(Problem to solve):
Lay out the records from the line with "- legend-item: Cu+Graphane42: [527, 676, 767, 696]" through the line with "- legend-marker-shape: [529, 400, 539, 411]" as a JSON list of strings, one string per line and no blank lines.
start Data supplied
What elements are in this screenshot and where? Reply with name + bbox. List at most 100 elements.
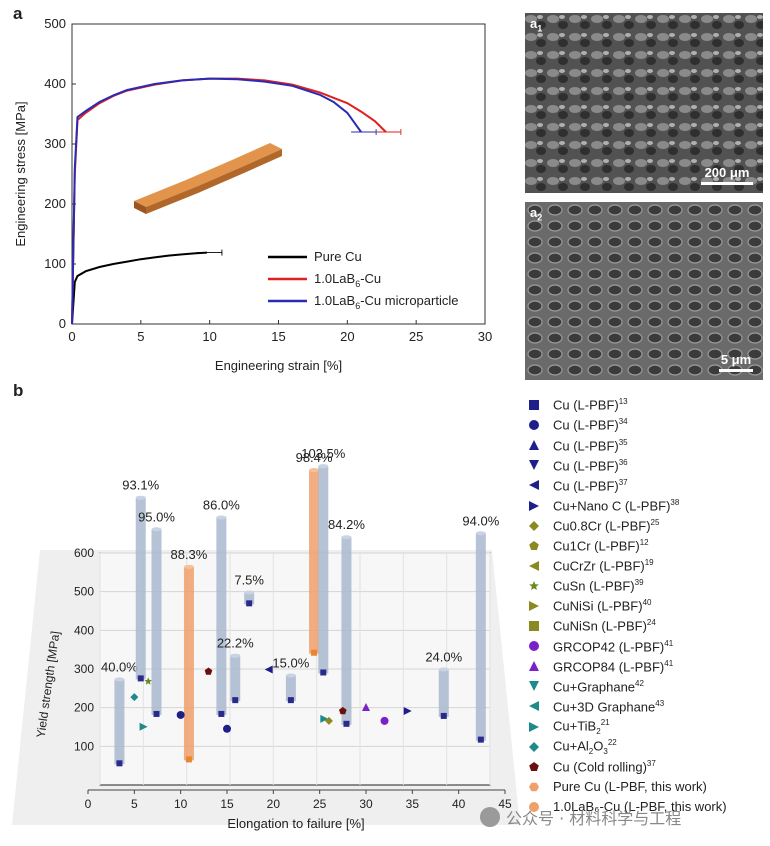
- legend-item: Cu+Graphane42: [527, 676, 767, 696]
- legend-marker-icon: [529, 600, 539, 611]
- bar-percent-label: 88.3%: [170, 547, 207, 562]
- bar: [318, 466, 329, 674]
- watermark: 公众号 · 材料科学与工程: [480, 805, 681, 829]
- sem-label-a2: a: [530, 205, 538, 220]
- legend-item: Cu (L-PBF)34: [527, 415, 767, 435]
- legend-marker-shape: [529, 520, 539, 531]
- legend-item-label: Cu (Cold rolling)37: [553, 759, 656, 775]
- bar-percent-label: 7.5%: [234, 573, 264, 588]
- legend-marker-icon: [529, 721, 539, 732]
- panel-label-b: b: [13, 381, 24, 400]
- legend-item: Pure Cu (L-PBF, this work): [527, 777, 767, 797]
- y-tick-label: 0: [59, 316, 66, 331]
- legend-marker-icon: [529, 480, 539, 491]
- bar-percent-label: 15.0%: [272, 655, 309, 670]
- data-point: [130, 693, 139, 702]
- legend-marker-icon: [529, 661, 539, 672]
- x-tick-label: 15: [271, 329, 285, 344]
- legend-item: Cu1Cr (L-PBF)12: [527, 536, 767, 556]
- legend-marker-shape: [529, 721, 539, 732]
- y-tick-label: 100: [44, 256, 66, 271]
- x-tick-label: 0: [68, 329, 75, 344]
- legend-item: 1.0LaB₆-Cu (L-PBF, this work): [527, 797, 767, 817]
- legend-item: Cu (Cold rolling)37: [527, 757, 767, 777]
- x-tick-label: 25: [409, 329, 423, 344]
- sem-label-a2-sub: 2: [537, 212, 543, 223]
- legend-marker-icon: [529, 440, 539, 451]
- bar-cap: [309, 468, 320, 473]
- yield-vs-elongation-chart: 0 5 10 15 20 25 30 35 40 45 100 200 300 400 500 600 Elon…: [12, 446, 520, 831]
- bar-base-marker: [153, 710, 160, 717]
- bar: [183, 566, 194, 761]
- bar: [309, 470, 320, 654]
- legend-item: Cu+TiB221: [527, 717, 767, 737]
- legend-marker-icon: [529, 520, 539, 531]
- legend-marker-icon: [529, 580, 539, 590]
- bar-base-marker: [218, 710, 225, 717]
- data-point: [362, 703, 370, 712]
- data-point: [380, 716, 389, 725]
- legend-item: Cu (L-PBF)36: [527, 455, 767, 475]
- bar-cap: [341, 535, 352, 540]
- x-axis-label: Engineering strain [%]: [215, 358, 342, 373]
- legend-item-label: Cu+Graphane42: [553, 678, 644, 695]
- x-tick-label: 0: [85, 797, 92, 811]
- bar-percent-label: 103.5%: [301, 446, 346, 461]
- bar-cap: [318, 464, 329, 469]
- legend-item-label: Cu+3D Graphane43: [553, 698, 665, 715]
- legend-marker-shape: [529, 400, 539, 411]
- legend-marker-icon: [529, 560, 539, 571]
- legend-item: Cu (L-PBF)37: [527, 475, 767, 495]
- y-axis-label: Engineering stress [MPa]: [13, 101, 28, 246]
- legend-marker-icon: [529, 400, 539, 411]
- y-tick-label: 400: [74, 623, 94, 637]
- data-point: [264, 665, 273, 674]
- bar-cap: [135, 495, 146, 500]
- legend-item-label: Cu1Cr (L-PBF)12: [553, 538, 649, 554]
- bar-cap: [183, 564, 194, 569]
- legend-item: Cu0.8Cr (L-PBF)25: [527, 516, 767, 536]
- legend-marker-icon: [529, 761, 539, 771]
- x-tick-label: 10: [202, 329, 216, 344]
- bar-cap: [230, 653, 241, 658]
- bar-base-marker: [311, 649, 318, 656]
- y-tick-label: 200: [44, 196, 66, 211]
- bar-base-marker: [246, 600, 253, 607]
- bar-percent-label: 93.1%: [122, 478, 159, 493]
- legend-marker-shape: [529, 782, 539, 792]
- legend-item: CuNiSn (L-PBF)24: [527, 616, 767, 636]
- legend-item-label: Pure Cu (L-PBF, this work): [553, 779, 707, 795]
- legend-marker-shape: [529, 801, 539, 812]
- legend-marker-icon: [529, 540, 539, 550]
- legend-marker-shape: [529, 480, 539, 491]
- sem-label-a1: a: [530, 16, 538, 31]
- chart-b-legend: Cu (L-PBF)13 Cu (L-PBF)34 Cu (L-PBF)35 Cu (…: [527, 395, 767, 817]
- legend-marker-icon: [529, 621, 539, 632]
- legend-item-label: Cu (L-PBF)37: [553, 477, 628, 494]
- x-tick-label: 35: [406, 797, 420, 811]
- legend-marker-icon: [529, 641, 539, 652]
- legend-item: GRCOP84 (L-PBF)41: [527, 656, 767, 676]
- legend-item: Cu (L-PBF)35: [527, 435, 767, 455]
- legend-item-label: 1.0LaB₆-Cu (L-PBF, this work): [553, 799, 727, 815]
- bar-base-marker: [320, 669, 327, 676]
- sem-label-a1-sub: 1: [537, 23, 543, 34]
- legend-item-label: Cu+Nano C (L-PBF)38: [553, 497, 680, 514]
- data-point: [403, 707, 412, 715]
- bar: [341, 537, 352, 725]
- scale-bar-a2: 5 μm: [719, 352, 753, 372]
- legend-item-label: Cu (L-PBF)35: [553, 437, 628, 453]
- legend-item: CuSn (L-PBF)39: [527, 576, 767, 596]
- bar: [135, 497, 146, 680]
- legend-item-label: GRCOP84 (L-PBF)41: [553, 658, 674, 674]
- legend-item-label: Cu (L-PBF)36: [553, 457, 628, 473]
- bar-base-marker: [440, 712, 447, 719]
- wechat-logo-icon: [480, 807, 500, 827]
- legend-marker-icon: [529, 681, 539, 692]
- bar-base-marker: [137, 675, 144, 682]
- bar-percent-label: 86.0%: [203, 497, 240, 512]
- x-tick-label: 20: [267, 797, 281, 811]
- fracture-surface-image-high-mag: a2 5 μm: [525, 202, 763, 380]
- legend-marker-icon: [529, 420, 539, 431]
- legend-item-label: Cu+TiB221: [553, 717, 610, 736]
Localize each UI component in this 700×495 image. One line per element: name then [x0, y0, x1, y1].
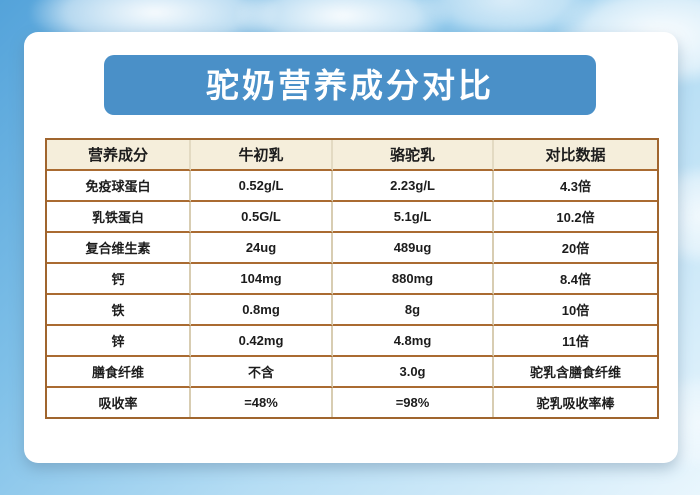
cell-comparison-value: 10倍: [494, 295, 657, 326]
page-title: 驼奶营养成分对比: [206, 66, 494, 104]
table-header-row: 营养成分 牛初乳 骆驼乳 对比数据: [47, 140, 657, 171]
table-row-calcium: 钙 104mg 880mg 8.4倍: [47, 264, 657, 295]
table-row-lactoferrin: 乳铁蛋白 0.5G/L 5.1g/L 10.2倍: [47, 202, 657, 233]
column-header-camel-milk: 骆驼乳: [333, 140, 494, 171]
table-row-immunoglobulin: 免疫球蛋白 0.52g/L 2.23g/L 4.3倍: [47, 171, 657, 202]
cell-bovine-value: 104mg: [191, 264, 333, 295]
cell-camel-value: =98%: [333, 388, 494, 417]
cell-bovine-value: =48%: [191, 388, 333, 417]
cell-comparison-value: 4.3倍: [494, 171, 657, 202]
column-header-nutrient: 营养成分: [47, 140, 191, 171]
table-row-iron: 铁 0.8mg 8g 10倍: [47, 295, 657, 326]
cell-camel-value: 3.0g: [333, 357, 494, 388]
cell-bovine-value: 0.52g/L: [191, 171, 333, 202]
table-row-zinc: 锌 0.42mg 4.8mg 11倍: [47, 326, 657, 357]
cell-comparison-value: 10.2倍: [494, 202, 657, 233]
cell-comparison-value: 驼乳吸收率棒: [536, 396, 615, 411]
cell-nutrient: 锌: [47, 326, 191, 357]
cell-nutrient: 钙: [47, 264, 191, 295]
cell-camel-value: 2.23g/L: [333, 171, 494, 202]
nutrition-comparison-table: 营养成分 牛初乳 骆驼乳 对比数据 免疫球蛋白 0.52g/L 2.23g/L …: [45, 138, 659, 419]
cell-camel-value: 4.8mg: [333, 326, 494, 357]
cell-comparison-value: 8.4倍: [494, 264, 657, 295]
table-row-multivitamin: 复合维生素 24ug 489ug 20倍: [47, 233, 657, 264]
cell-camel-value: 880mg: [333, 264, 494, 295]
cell-comparison-value: 20倍: [494, 233, 657, 264]
cell-camel-value: 8g: [333, 295, 494, 326]
cell-comparison-value: 驼乳含膳食纤维: [494, 357, 657, 388]
cell-comparison-value: 11倍: [494, 326, 657, 357]
title-banner: 驼奶营养成分对比: [104, 55, 596, 115]
cell-bovine-value: 0.8mg: [191, 295, 333, 326]
cell-nutrient: 吸收率: [47, 388, 191, 417]
cell-nutrient: 复合维生素: [47, 233, 191, 264]
table-row-absorption-rate: 吸收率 =48% =98% 驼乳吸收率棒: [47, 388, 657, 417]
cell-nutrient: 膳食纤维: [47, 357, 191, 388]
infographic-card: 驼奶营养成分对比 营养成分 牛初乳 骆驼乳 对比数据 免疫球蛋白: [24, 32, 678, 463]
column-header-bovine-colostrum: 牛初乳: [191, 140, 333, 171]
column-header-comparison: 对比数据: [494, 140, 657, 171]
cell-bovine-value: 24ug: [191, 233, 333, 264]
cell-nutrient: 乳铁蛋白: [47, 202, 191, 233]
cell-camel-value: 489ug: [333, 233, 494, 264]
cell-nutrient: 免疫球蛋白: [47, 171, 191, 202]
table-row-dietary-fiber: 膳食纤维 不含 3.0g 驼乳含膳食纤维: [47, 357, 657, 388]
cell-nutrient: 铁: [47, 295, 191, 326]
cell-camel-value: 5.1g/L: [333, 202, 494, 233]
cell-bovine-value: 0.42mg: [191, 326, 333, 357]
cell-bovine-value: 0.5G/L: [191, 202, 333, 233]
cell-bovine-value: 不含: [191, 357, 333, 388]
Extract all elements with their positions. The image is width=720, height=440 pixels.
end Data supplied
(Full answer):
[
  "- legend-item: Cu+Graphane42: [527, 676, 767, 696]",
  "- legend-marker-icon: [529, 600, 539, 611]",
  "- bar-percent-label: 88.3%: [170, 547, 207, 562]",
  "- bar: [318, 466, 329, 674]",
  "- watermark: 公众号 · 材料科学与工程: [480, 805, 681, 829]",
  "- sem-label-a2: a: [530, 205, 538, 220]",
  "- legend-item: Cu (L-PBF)34: [527, 415, 767, 435]",
  "- legend-marker-shape: [529, 520, 539, 531]",
  "- legend-item-label: Cu (Cold rolling)37: [553, 759, 656, 775]",
  "- bar-percent-label: 7.5%: [234, 573, 264, 588]",
  "- legend-marker-icon: [529, 721, 539, 732]",
  "- panel-label-b: b: [13, 381, 24, 400]",
  "- legend-item: Pure Cu (L-PBF, this work): [527, 777, 767, 797]",
  "- y-tick-label: 0: [59, 316, 66, 331]",
  "- legend-marker-icon: [529, 480, 539, 491]",
  "- bar-percent-label: 15.0%: [272, 655, 309, 670]",
  "- data-point: [130, 693, 139, 702]",
  "- legend-marker-icon: [529, 661, 539, 672]",
  "- x-tick-label: 15: [271, 329, 285, 344]",
  "- legend-item: Cu1Cr (L-PBF)12: [527, 536, 767, 556]",
  "- legend-marker-shape: [529, 721, 539, 732]",
  "- y-tick-label: 100: [44, 256, 66, 271]",
  "- x-tick-label: 0: [68, 329, 75, 344]",
  "- legend-item: 1.0LaB₆-Cu (L-PBF, this work): [527, 797, 767, 817]",
  "- legend-item: Cu (Cold rolling)37: [527, 757, 767, 777]",
  "- x-tick-label: 25: [409, 329, 423, 344]",
  "- sem-label-a2-sub: 2: [537, 212, 543, 223]",
  "- legend-marker-icon: [529, 440, 539, 451]",
  "- bar-cap: [309, 468, 320, 473]",
  "- yield-vs-elongation-chart: 0 5 10 15 20 25 30 35 40 45 100 200 300 400 500 600 Elon…: [12, 446, 520, 831]",
  "- bar-base-marker: [153, 710, 160, 717]",
  "- bar: [183, 566, 194, 761]",
  "- bar: [309, 470, 320, 654]",
  "- legend-item: Cu+TiB221: [527, 717, 767, 737]",
  "- legend-marker-icon: [529, 520, 539, 531]",
  "- legend-marker-icon: [529, 580, 539, 590]",
  "- bar-base-marker: [218, 710, 225, 717]",
  "- data-point: [362, 703, 370, 712]",
  "- data-point: [380, 716, 389, 725]",
  "- legend-item: Cu (L-PBF)36: [527, 455, 767, 475]",
  "- bar-cap: [341, 535, 352, 540]",
  "- x-axis-label: Engineering strain [%]: [215, 358, 342, 373]",
  "- legend-item-label: Cu+Graphane42: [553, 678, 644, 695]",
  "- x-tick-label: 0: [85, 797, 92, 811]",
  "- bar-percent-label: 103.5%: [301, 446, 346, 461]",
  "- bar-cap: [318, 464, 329, 469]",
  "- legend-item-label: Cu+3D Graphane43: [553, 698, 665, 715]",
  "- legend-marker-shape: [529, 400, 539, 411]"
]